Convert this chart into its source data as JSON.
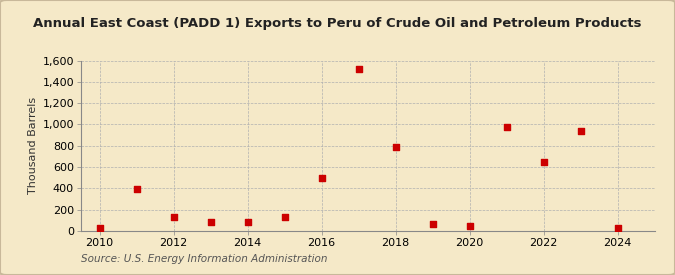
{
  "title": "Annual East Coast (PADD 1) Exports to Peru of Crude Oil and Petroleum Products",
  "ylabel": "Thousand Barrels",
  "source": "Source: U.S. Energy Information Administration",
  "background_color": "#f5e9c8",
  "plot_bg_color": "#f5e9c8",
  "marker_color": "#cc0000",
  "years": [
    2010,
    2011,
    2012,
    2013,
    2014,
    2015,
    2016,
    2017,
    2018,
    2019,
    2020,
    2021,
    2022,
    2023,
    2024
  ],
  "values": [
    30,
    390,
    130,
    80,
    80,
    130,
    500,
    1520,
    790,
    70,
    50,
    980,
    650,
    940,
    30
  ],
  "xlim": [
    2009.5,
    2025.0
  ],
  "ylim": [
    0,
    1600
  ],
  "yticks": [
    0,
    200,
    400,
    600,
    800,
    1000,
    1200,
    1400,
    1600
  ],
  "xticks": [
    2010,
    2012,
    2014,
    2016,
    2018,
    2020,
    2022,
    2024
  ],
  "grid_color": "#b0b0b0",
  "title_fontsize": 9.5,
  "axis_fontsize": 8,
  "ylabel_fontsize": 8,
  "source_fontsize": 7.5
}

____________

> **Prompt**: Set down every entry word for word, but omit the pictures.

> **Result of the task**:
Convert this chart into its source data as JSON.
{
  "title": "Annual East Coast (PADD 1) Exports to Peru of Crude Oil and Petroleum Products",
  "ylabel": "Thousand Barrels",
  "source": "Source: U.S. Energy Information Administration",
  "background_color": "#f5e9c8",
  "plot_bg_color": "#f5e9c8",
  "marker_color": "#cc0000",
  "years": [
    2010,
    2011,
    2012,
    2013,
    2014,
    2015,
    2016,
    2017,
    2018,
    2019,
    2020,
    2021,
    2022,
    2023,
    2024
  ],
  "values": [
    30,
    390,
    130,
    80,
    80,
    130,
    500,
    1520,
    790,
    70,
    50,
    980,
    650,
    940,
    30
  ],
  "xlim": [
    2009.5,
    2025.0
  ],
  "ylim": [
    0,
    1600
  ],
  "yticks": [
    0,
    200,
    400,
    600,
    800,
    1000,
    1200,
    1400,
    1600
  ],
  "xticks": [
    2010,
    2012,
    2014,
    2016,
    2018,
    2020,
    2022,
    2024
  ],
  "grid_color": "#b0b0b0",
  "title_fontsize": 9.5,
  "axis_fontsize": 8,
  "ylabel_fontsize": 8,
  "source_fontsize": 7.5
}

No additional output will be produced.